EXERCISE GOAL:
Write the material out again in full, word for word. Do not include the pictures.

───── TASK DATA ─────

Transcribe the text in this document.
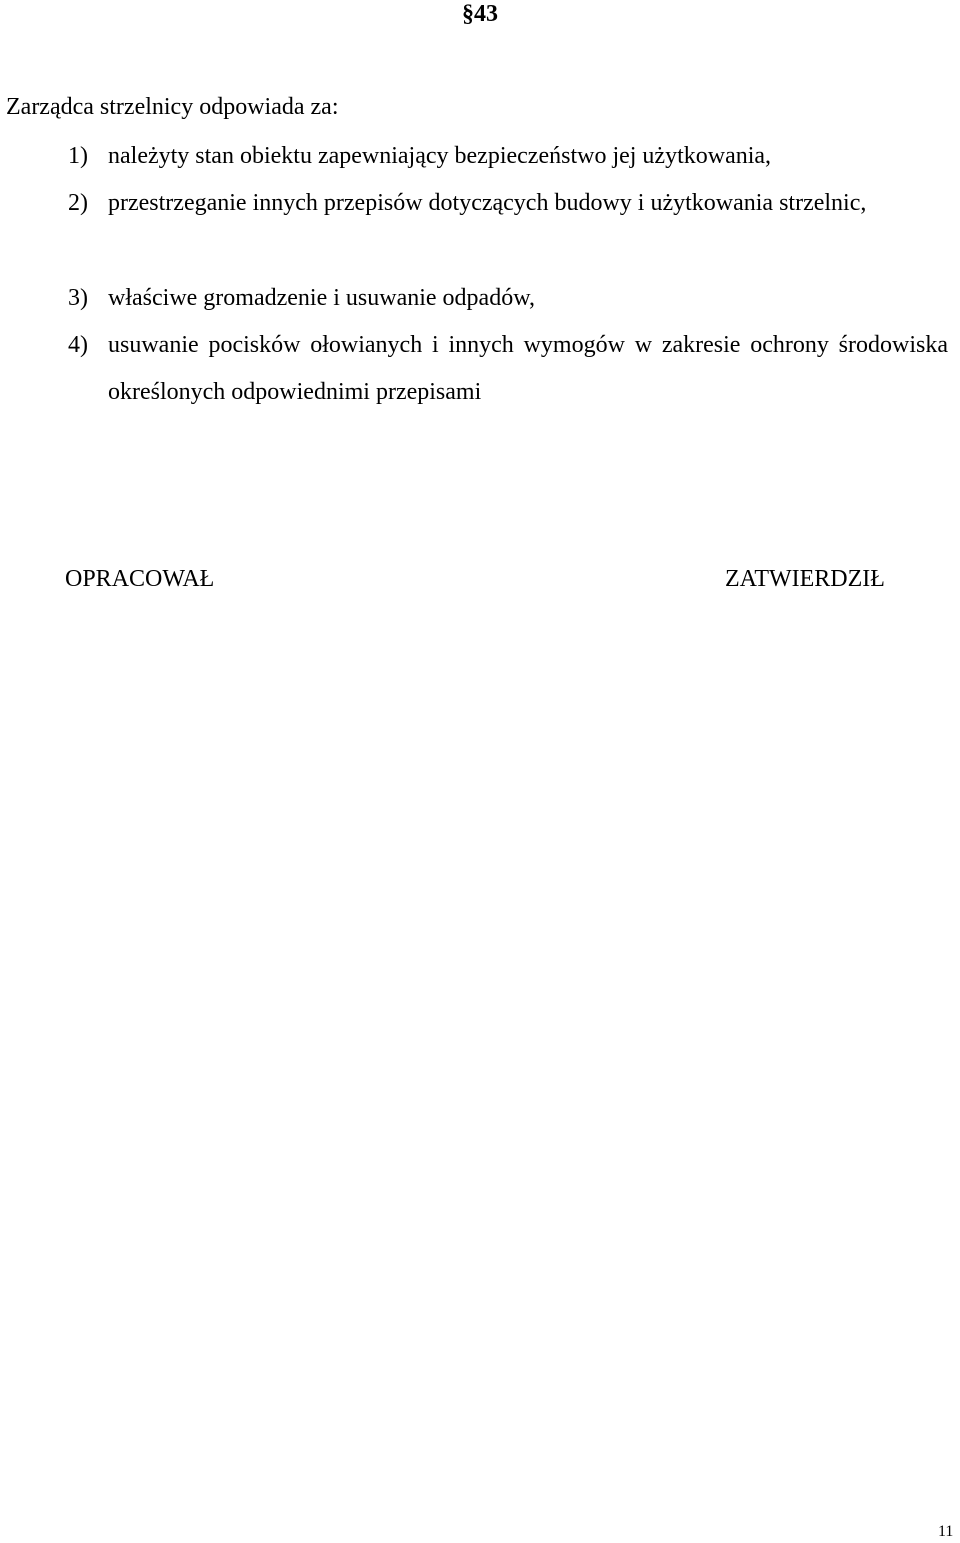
§43
Zarządca strzelnicy odpowiada za:
1) należyty stan obiektu zapewniający bezpieczeństwo jej użytkowania,
2) przestrzeganie innych przepisów dotyczących budowy i użytkowania strzelnic,
3) właściwe gromadzenie i usuwanie odpadów,
4) usuwanie pocisków ołowianych i innych wymogów w zakresie ochrony środowiska określonych odpowiednimi przepisami
OPRACOWAŁ	ZATWIERDZIŁ
11
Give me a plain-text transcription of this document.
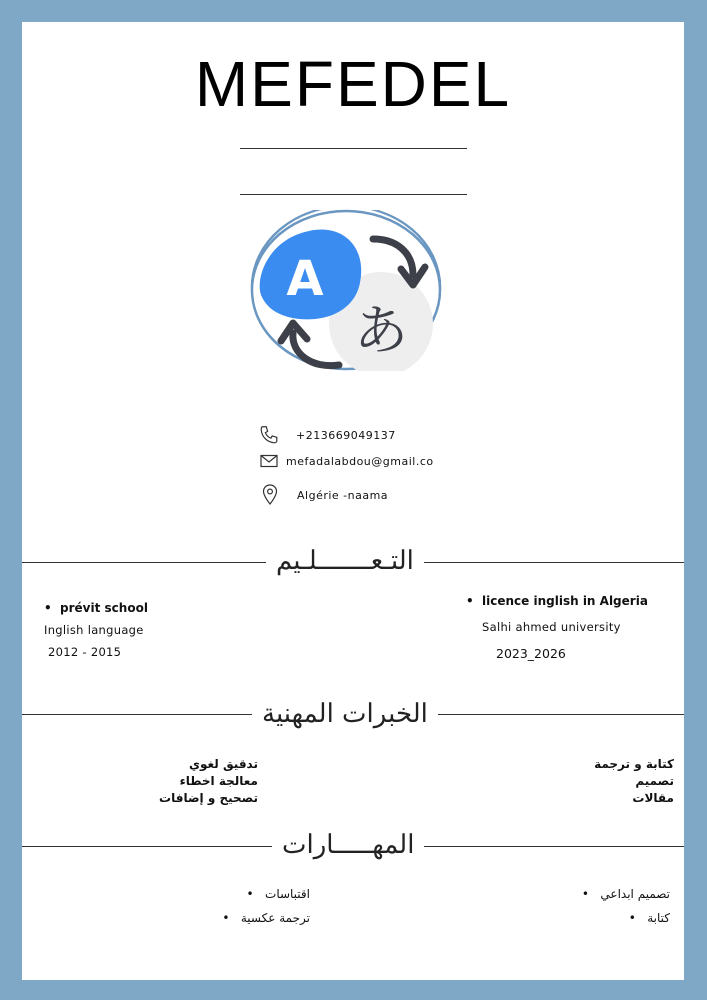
MEFEDEL
A
あ
+213669049137
mefadalabdou@gmail.co
Algérie -naama
التـعـــــــلـيم
•  licence inglish in Algeria
Salhi ahmed university
2023_2026
•  prévit school
Inglish language
2012 - 2015
الخبرات المهنية
كتابة و ترجمة
تصميم
مقالات
تدقيق لغوي
معالجة اخطاء
تصحيح و إضافات
المهـــــارات
تصميم ابداعي    •
كتابة    •
اقتباسات    •
ترجمة عكسية    •
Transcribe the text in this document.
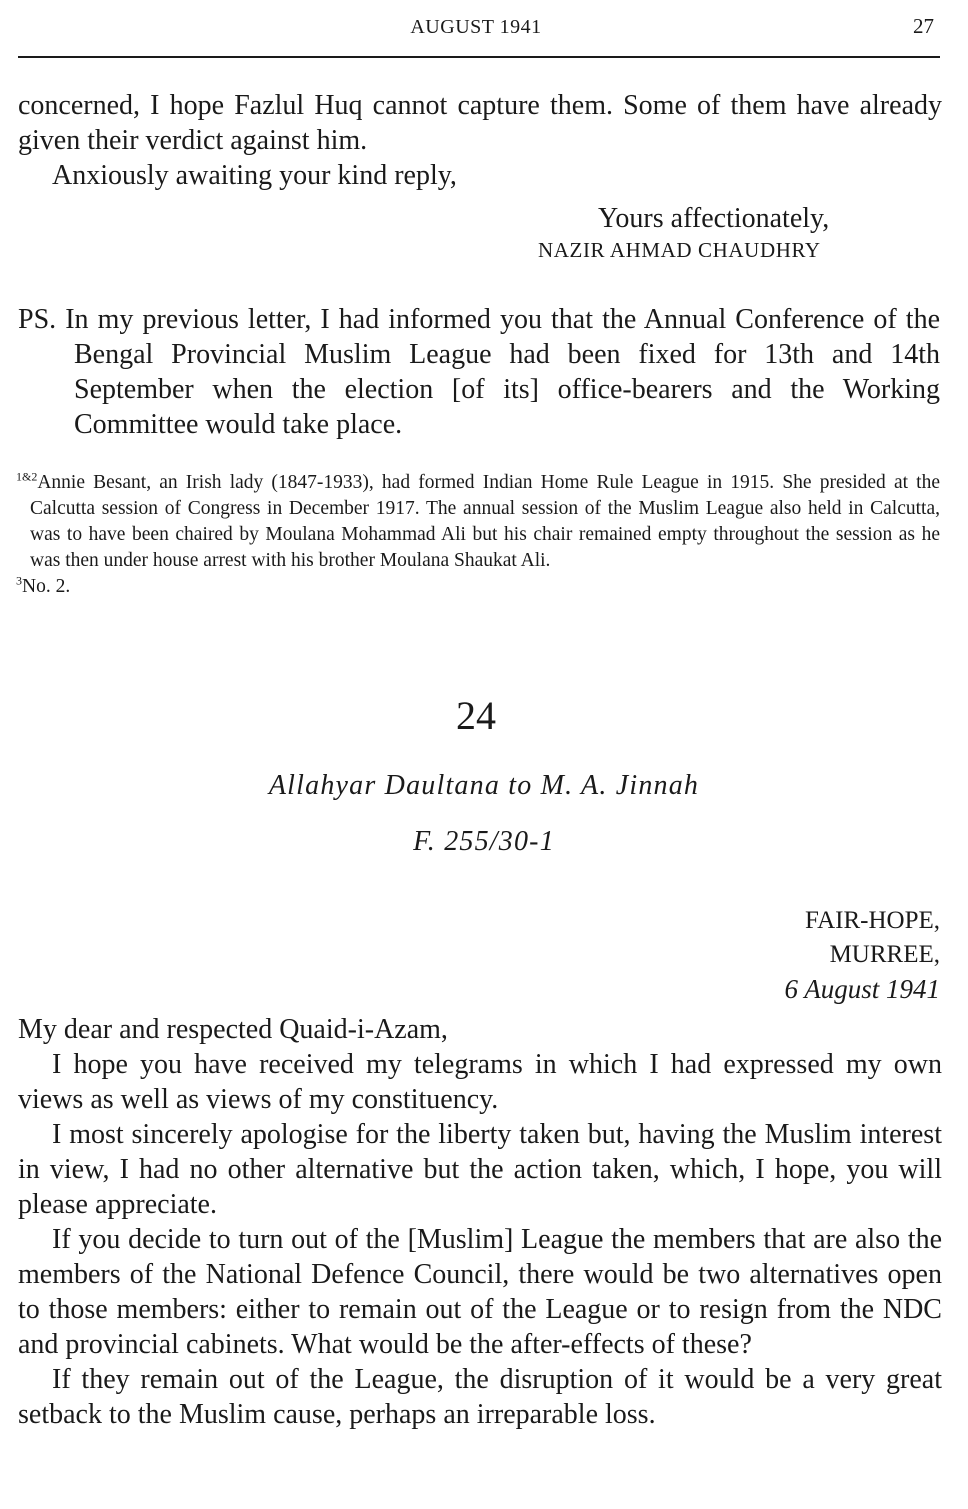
AUGUST 1941	27

concerned, I hope Fazlul Huq cannot capture them. Some of them have already given their verdict against him.

Anxiously awaiting your kind reply,

Yours affectionately,
NAZIR AHMAD CHAUDHRY

PS. In my previous letter, I had informed you that the Annual Conference of the Bengal Provincial Muslim League had been fixed for 13th and 14th September when the election [of its] office-bearers and the Working Committee would take place.

$^{1\&2}$Annie Besant, an Irish lady (1847-1933), had formed Indian Home Rule League in 1915. She presided at the Calcutta session of Congress in December 1917. The annual session of the Muslim League also held in Calcutta, was to have been chaired by Moulana Mohammad Ali but his chair remained empty throughout the session as he was then under house arrest with his brother Moulana Shaukat Ali.

$^3$No. 2.

24
Allahyar Daultana to M. A. Jinnah
F. 255/30-1
FAIR-HOPE,
MURREE,
6 August 1941

My dear and respected Quaid-i-Azam,

I hope you have received my telegrams in which I had expressed my own views as well as views of my constituency.

I most sincerely apologise for the liberty taken but, having the Muslim interest in view, I had no other alternative but the action taken, which, I hope, you will please appreciate.

If you decide to turn out of the [Muslim] League the members that are also the members of the National Defence Council, there would be two alternatives open to those members: either to remain out of the League or to resign from the NDC and provincial cabinets. What would be the after-effects of these?

If they remain out of the League, the disruption of it would be a very great setback to the Muslim cause, perhaps an irreparable loss.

─────

REPLY:
Transcribe the text in this document.
§43
Zarządca strzelnicy odpowiada za:
1) należyty stan obiektu zapewniający bezpieczeństwo jej użytkowania,
2) przestrzeganie innych przepisów dotyczących budowy i użytkowania strzelnic,
3) właściwe gromadzenie i usuwanie odpadów,
4) usuwanie pocisków ołowianych i innych wymogów w zakresie ochrony środowiska określonych odpowiednimi przepisami
OPRACOWAŁ	ZATWIERDZIŁ
11
Give me a plain-text transcription of this document.
MEFEDEL
A
あ
+213669049137
mefadalabdou@gmail.co
Algérie -naama
التـعـــــــلـيم
•  licence inglish in Algeria
Salhi ahmed university
2023_2026
•  prévit school
Inglish language
2012 - 2015
الخبرات المهنية
كتابة و ترجمة
تصميم
مقالات
تدقيق لغوي
معالجة اخطاء
تصحيح و إضافات
المهـــــارات
تصميم ابداعي    •
كتابة    •
اقتباسات    •
ترجمة عكسية    •
Transcribe the text in this document.
AUGUST 1941	27

concerned, I hope Fazlul Huq cannot capture them. Some of them have already given their verdict against him.

Anxiously awaiting your kind reply,

Yours affectionately,
NAZIR AHMAD CHAUDHRY

PS. In my previous letter, I had informed you that the Annual Conference of the Bengal Provincial Muslim League had been fixed for 13th and 14th September when the election [of its] office-bearers and the Working Committee would take place.

$^{1\&2}$Annie Besant, an Irish lady (1847-1933), had formed Indian Home Rule League in 1915. She presided at the Calcutta session of Congress in December 1917. The annual session of the Muslim League also held in Calcutta, was to have been chaired by Moulana Mohammad Ali but his chair remained empty throughout the session as he was then under house arrest with his brother Moulana Shaukat Ali.

$^3$No. 2.

24
Allahyar Daultana to M. A. Jinnah
F. 255/30-1
FAIR-HOPE,
MURREE,
6 August 1941

My dear and respected Quaid-i-Azam,

I hope you have received my telegrams in which I had expressed my own views as well as views of my constituency.

I most sincerely apologise for the liberty taken but, having the Muslim interest in view, I had no other alternative but the action taken, which, I hope, you will please appreciate.

If you decide to turn out of the [Muslim] League the members that are also the members of the National Defence Council, there would be two alternatives open to those members: either to remain out of the League or to resign from the NDC and provincial cabinets. What would be the after-effects of these?

If they remain out of the League, the disruption of it would be a very great setback to the Muslim cause, perhaps an irreparable loss.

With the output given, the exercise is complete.